• **Task description**:
Only the run of lines from the one containing "Decode this image" through the last line should be returned, exactly as written.

• **Records for processing**:

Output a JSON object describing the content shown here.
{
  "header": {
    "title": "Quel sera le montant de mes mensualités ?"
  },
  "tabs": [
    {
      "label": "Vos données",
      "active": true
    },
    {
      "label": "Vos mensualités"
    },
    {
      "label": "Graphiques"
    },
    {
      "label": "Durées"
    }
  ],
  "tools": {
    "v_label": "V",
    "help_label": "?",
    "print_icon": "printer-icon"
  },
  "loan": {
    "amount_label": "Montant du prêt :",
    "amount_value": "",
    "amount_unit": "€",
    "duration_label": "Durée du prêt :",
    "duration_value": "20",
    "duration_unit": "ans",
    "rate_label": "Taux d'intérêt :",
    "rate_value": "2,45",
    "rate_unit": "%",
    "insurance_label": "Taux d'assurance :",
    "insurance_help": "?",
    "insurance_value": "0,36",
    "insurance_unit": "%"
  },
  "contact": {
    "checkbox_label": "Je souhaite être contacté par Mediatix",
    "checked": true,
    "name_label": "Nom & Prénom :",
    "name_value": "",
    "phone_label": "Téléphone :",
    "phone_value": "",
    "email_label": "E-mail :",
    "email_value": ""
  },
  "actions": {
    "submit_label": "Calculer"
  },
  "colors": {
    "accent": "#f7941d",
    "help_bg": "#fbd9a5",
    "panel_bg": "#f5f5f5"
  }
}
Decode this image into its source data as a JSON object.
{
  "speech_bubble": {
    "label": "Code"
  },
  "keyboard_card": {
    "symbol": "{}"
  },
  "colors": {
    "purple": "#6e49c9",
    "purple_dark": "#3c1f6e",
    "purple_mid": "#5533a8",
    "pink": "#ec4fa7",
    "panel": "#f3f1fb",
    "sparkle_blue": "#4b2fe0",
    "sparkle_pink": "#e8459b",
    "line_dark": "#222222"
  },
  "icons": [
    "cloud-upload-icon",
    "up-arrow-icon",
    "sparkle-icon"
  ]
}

• **Task result**:
Decode this image into its source data as a JSON object.
{
  "speech_bubble": {
    "label": "Code"
  },
  "keyboard_card": {
    "symbol": "{}"
  },
  "colors": {
    "purple": "#6e49c9",
    "purple_dark": "#3c1f6e",
    "purple_mid": "#5533a8",
    "pink": "#ec4fa7",
    "panel": "#f3f1fb",
    "sparkle_blue": "#4b2fe0",
    "sparkle_pink": "#e8459b",
    "line_dark": "#222222"
  },
  "icons": [
    "cloud-upload-icon",
    "up-arrow-icon",
    "sparkle-icon"
  ]
}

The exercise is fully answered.